───── RECORDS TO USE ─────

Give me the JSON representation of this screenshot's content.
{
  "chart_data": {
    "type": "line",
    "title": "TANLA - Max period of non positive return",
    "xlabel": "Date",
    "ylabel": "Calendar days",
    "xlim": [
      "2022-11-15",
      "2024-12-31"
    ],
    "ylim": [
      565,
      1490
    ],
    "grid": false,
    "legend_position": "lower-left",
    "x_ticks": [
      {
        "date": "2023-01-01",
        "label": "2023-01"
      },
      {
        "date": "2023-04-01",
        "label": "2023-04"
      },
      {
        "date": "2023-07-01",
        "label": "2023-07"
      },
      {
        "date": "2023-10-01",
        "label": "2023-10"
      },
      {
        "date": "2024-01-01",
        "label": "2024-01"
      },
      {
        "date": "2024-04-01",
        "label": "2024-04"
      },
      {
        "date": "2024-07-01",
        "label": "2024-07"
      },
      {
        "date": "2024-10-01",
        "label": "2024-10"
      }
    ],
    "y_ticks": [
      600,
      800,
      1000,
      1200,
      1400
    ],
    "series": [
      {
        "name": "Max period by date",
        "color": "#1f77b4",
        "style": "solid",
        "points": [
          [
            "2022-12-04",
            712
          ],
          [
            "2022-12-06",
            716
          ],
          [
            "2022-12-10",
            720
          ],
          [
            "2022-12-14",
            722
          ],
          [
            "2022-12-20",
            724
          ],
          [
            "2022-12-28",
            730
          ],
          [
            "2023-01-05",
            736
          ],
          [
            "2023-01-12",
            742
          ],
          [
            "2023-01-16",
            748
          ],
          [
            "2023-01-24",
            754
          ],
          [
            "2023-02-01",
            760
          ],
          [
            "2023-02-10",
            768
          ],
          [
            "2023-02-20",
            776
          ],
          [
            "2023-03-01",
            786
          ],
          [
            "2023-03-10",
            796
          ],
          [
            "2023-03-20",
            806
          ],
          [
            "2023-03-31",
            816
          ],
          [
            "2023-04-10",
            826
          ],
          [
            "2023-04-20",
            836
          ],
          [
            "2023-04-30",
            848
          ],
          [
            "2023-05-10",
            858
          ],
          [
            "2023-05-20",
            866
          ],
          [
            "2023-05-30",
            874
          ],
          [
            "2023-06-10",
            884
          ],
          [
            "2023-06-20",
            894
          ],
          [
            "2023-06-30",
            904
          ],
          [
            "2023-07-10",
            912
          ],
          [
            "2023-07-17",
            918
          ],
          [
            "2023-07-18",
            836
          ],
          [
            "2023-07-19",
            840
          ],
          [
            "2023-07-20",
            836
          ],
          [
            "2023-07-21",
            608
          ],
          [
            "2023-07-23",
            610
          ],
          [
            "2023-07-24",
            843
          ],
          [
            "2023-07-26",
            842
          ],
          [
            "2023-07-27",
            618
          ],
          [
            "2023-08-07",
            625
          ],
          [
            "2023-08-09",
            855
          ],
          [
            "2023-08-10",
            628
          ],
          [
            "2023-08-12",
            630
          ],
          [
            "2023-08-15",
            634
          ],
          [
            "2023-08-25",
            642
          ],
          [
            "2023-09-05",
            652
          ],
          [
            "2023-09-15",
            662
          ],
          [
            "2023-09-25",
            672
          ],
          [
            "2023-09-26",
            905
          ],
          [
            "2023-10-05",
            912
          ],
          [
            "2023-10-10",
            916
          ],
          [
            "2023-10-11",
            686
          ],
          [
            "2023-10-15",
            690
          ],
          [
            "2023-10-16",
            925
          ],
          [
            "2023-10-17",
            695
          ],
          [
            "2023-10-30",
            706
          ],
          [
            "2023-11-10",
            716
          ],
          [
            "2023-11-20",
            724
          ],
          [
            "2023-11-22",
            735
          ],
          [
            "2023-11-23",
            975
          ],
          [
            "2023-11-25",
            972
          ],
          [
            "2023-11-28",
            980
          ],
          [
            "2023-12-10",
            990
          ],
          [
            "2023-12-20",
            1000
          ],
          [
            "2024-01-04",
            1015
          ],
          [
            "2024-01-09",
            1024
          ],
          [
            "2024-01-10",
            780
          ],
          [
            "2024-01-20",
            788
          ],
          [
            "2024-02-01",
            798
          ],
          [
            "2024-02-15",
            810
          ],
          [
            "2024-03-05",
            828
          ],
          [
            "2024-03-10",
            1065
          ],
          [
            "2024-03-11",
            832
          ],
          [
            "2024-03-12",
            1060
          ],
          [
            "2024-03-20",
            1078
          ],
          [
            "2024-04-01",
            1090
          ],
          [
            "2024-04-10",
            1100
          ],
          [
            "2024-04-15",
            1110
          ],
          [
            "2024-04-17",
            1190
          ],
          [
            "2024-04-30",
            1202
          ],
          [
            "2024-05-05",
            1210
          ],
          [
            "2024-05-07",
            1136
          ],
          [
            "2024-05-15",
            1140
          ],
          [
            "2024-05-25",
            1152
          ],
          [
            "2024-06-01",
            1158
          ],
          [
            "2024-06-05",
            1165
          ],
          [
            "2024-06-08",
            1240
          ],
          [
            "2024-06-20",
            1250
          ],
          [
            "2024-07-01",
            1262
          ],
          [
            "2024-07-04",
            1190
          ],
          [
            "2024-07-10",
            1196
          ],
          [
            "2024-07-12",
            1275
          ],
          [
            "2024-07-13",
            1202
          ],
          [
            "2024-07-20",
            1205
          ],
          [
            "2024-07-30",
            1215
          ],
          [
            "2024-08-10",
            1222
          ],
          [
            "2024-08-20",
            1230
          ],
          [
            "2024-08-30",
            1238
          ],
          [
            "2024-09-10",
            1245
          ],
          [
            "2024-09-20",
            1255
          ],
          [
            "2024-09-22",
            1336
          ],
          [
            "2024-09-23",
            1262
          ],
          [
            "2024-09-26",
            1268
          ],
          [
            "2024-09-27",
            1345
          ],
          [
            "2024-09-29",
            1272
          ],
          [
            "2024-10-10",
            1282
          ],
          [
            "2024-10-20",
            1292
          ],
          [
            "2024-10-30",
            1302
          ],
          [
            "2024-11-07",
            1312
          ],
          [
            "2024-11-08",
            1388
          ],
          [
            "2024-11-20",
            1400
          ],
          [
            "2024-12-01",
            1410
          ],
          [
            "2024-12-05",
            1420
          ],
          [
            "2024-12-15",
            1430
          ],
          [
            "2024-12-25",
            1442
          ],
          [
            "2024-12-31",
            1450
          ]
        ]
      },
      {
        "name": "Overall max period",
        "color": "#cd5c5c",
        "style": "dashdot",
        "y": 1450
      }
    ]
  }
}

─────

[WRITTEN EXERCISE] Each line of the listing above should be output exactly.

[SOLUTION]
Give me the JSON representation of this screenshot's content.
{
  "chart_data": {
    "type": "line",
    "title": "TANLA - Max period of non positive return",
    "xlabel": "Date",
    "ylabel": "Calendar days",
    "xlim": [
      "2022-11-15",
      "2024-12-31"
    ],
    "ylim": [
      565,
      1490
    ],
    "grid": false,
    "legend_position": "lower-left",
    "x_ticks": [
      {
        "date": "2023-01-01",
        "label": "2023-01"
      },
      {
        "date": "2023-04-01",
        "label": "2023-04"
      },
      {
        "date": "2023-07-01",
        "label": "2023-07"
      },
      {
        "date": "2023-10-01",
        "label": "2023-10"
      },
      {
        "date": "2024-01-01",
        "label": "2024-01"
      },
      {
        "date": "2024-04-01",
        "label": "2024-04"
      },
      {
        "date": "2024-07-01",
        "label": "2024-07"
      },
      {
        "date": "2024-10-01",
        "label": "2024-10"
      }
    ],
    "y_ticks": [
      600,
      800,
      1000,
      1200,
      1400
    ],
    "series": [
      {
        "name": "Max period by date",
        "color": "#1f77b4",
        "style": "solid",
        "points": [
          [
            "2022-12-04",
            712
          ],
          [
            "2022-12-06",
            716
          ],
          [
            "2022-12-10",
            720
          ],
          [
            "2022-12-14",
            722
          ],
          [
            "2022-12-20",
            724
          ],
          [
            "2022-12-28",
            730
          ],
          [
            "2023-01-05",
            736
          ],
          [
            "2023-01-12",
            742
          ],
          [
            "2023-01-16",
            748
          ],
          [
            "2023-01-24",
            754
          ],
          [
            "2023-02-01",
            760
          ],
          [
            "2023-02-10",
            768
          ],
          [
            "2023-02-20",
            776
          ],
          [
            "2023-03-01",
            786
          ],
          [
            "2023-03-10",
            796
          ],
          [
            "2023-03-20",
            806
          ],
          [
            "2023-03-31",
            816
          ],
          [
            "2023-04-10",
            826
          ],
          [
            "2023-04-20",
            836
          ],
          [
            "2023-04-30",
            848
          ],
          [
            "2023-05-10",
            858
          ],
          [
            "2023-05-20",
            866
          ],
          [
            "2023-05-30",
            874
          ],
          [
            "2023-06-10",
            884
          ],
          [
            "2023-06-20",
            894
          ],
          [
            "2023-06-30",
            904
          ],
          [
            "2023-07-10",
            912
          ],
          [
            "2023-07-17",
            918
          ],
          [
            "2023-07-18",
            836
          ],
          [
            "2023-07-19",
            840
          ],
          [
            "2023-07-20",
            836
          ],
          [
            "2023-07-21",
            608
          ],
          [
            "2023-07-23",
            610
          ],
          [
            "2023-07-24",
            843
          ],
          [
            "2023-07-26",
            842
          ],
          [
            "2023-07-27",
            618
          ],
          [
            "2023-08-07",
            625
          ],
          [
            "2023-08-09",
            855
          ],
          [
            "2023-08-10",
            628
          ],
          [
            "2023-08-12",
            630
          ],
          [
            "2023-08-15",
            634
          ],
          [
            "2023-08-25",
            642
          ],
          [
            "2023-09-05",
            652
          ],
          [
            "2023-09-15",
            662
          ],
          [
            "2023-09-25",
            672
          ],
          [
            "2023-09-26",
            905
          ],
          [
            "2023-10-05",
            912
          ],
          [
            "2023-10-10",
            916
          ],
          [
            "2023-10-11",
            686
          ],
          [
            "2023-10-15",
            690
          ],
          [
            "2023-10-16",
            925
          ],
          [
            "2023-10-17",
            695
          ],
          [
            "2023-10-30",
            706
          ],
          [
            "2023-11-10",
            716
          ],
          [
            "2023-11-20",
            724
          ],
          [
            "2023-11-22",
            735
          ],
          [
            "2023-11-23",
            975
          ],
          [
            "2023-11-25",
            972
          ],
          [
            "2023-11-28",
            980
          ],
          [
            "2023-12-10",
            990
          ],
          [
            "2023-12-20",
            1000
          ],
          [
            "2024-01-04",
            1015
          ],
          [
            "2024-01-09",
            1024
          ],
          [
            "2024-01-10",
            780
          ],
          [
            "2024-01-20",
            788
          ],
          [
            "2024-02-01",
            798
          ],
          [
            "2024-02-15",
            810
          ],
          [
            "2024-03-05",
            828
          ],
          [
            "2024-03-10",
            1065
          ],
          [
            "2024-03-11",
            832
          ],
          [
            "2024-03-12",
            1060
          ],
          [
            "2024-03-20",
            1078
          ],
          [
            "2024-04-01",
            1090
          ],
          [
            "2024-04-10",
            1100
          ],
          [
            "2024-04-15",
            1110
          ],
          [
            "2024-04-17",
            1190
          ],
          [
            "2024-04-30",
            1202
          ],
          [
            "2024-05-05",
            1210
          ],
          [
            "2024-05-07",
            1136
          ],
          [
            "2024-05-15",
            1140
          ],
          [
            "2024-05-25",
            1152
          ],
          [
            "2024-06-01",
            1158
          ],
          [
            "2024-06-05",
            1165
          ],
          [
            "2024-06-08",
            1240
          ],
          [
            "2024-06-20",
            1250
          ],
          [
            "2024-07-01",
            1262
          ],
          [
            "2024-07-04",
            1190
          ],
          [
            "2024-07-10",
            1196
          ],
          [
            "2024-07-12",
            1275
          ],
          [
            "2024-07-13",
            1202
          ],
          [
            "2024-07-20",
            1205
          ],
          [
            "2024-07-30",
            1215
          ],
          [
            "2024-08-10",
            1222
          ],
          [
            "2024-08-20",
            1230
          ],
          [
            "2024-08-30",
            1238
          ],
          [
            "2024-09-10",
            1245
          ],
          [
            "2024-09-20",
            1255
          ],
          [
            "2024-09-22",
            1336
          ],
          [
            "2024-09-23",
            1262
          ],
          [
            "2024-09-26",
            1268
          ],
          [
            "2024-09-27",
            1345
          ],
          [
            "2024-09-29",
            1272
          ],
          [
            "2024-10-10",
            1282
          ],
          [
            "2024-10-20",
            1292
          ],
          [
            "2024-10-30",
            1302
          ],
          [
            "2024-11-07",
            1312
          ],
          [
            "2024-11-08",
            1388
          ],
          [
            "2024-11-20",
            1400
          ],
          [
            "2024-12-01",
            1410
          ],
          [
            "2024-12-05",
            1420
          ],
          [
            "2024-12-15",
            1430
          ],
          [
            "2024-12-25",
            1442
          ],
          [
            "2024-12-31",
            1450
          ]
        ]
      },
      {
        "name": "Overall max period",
        "color": "#cd5c5c",
        "style": "dashdot",
        "y": 1450
      }
    ]
  }
}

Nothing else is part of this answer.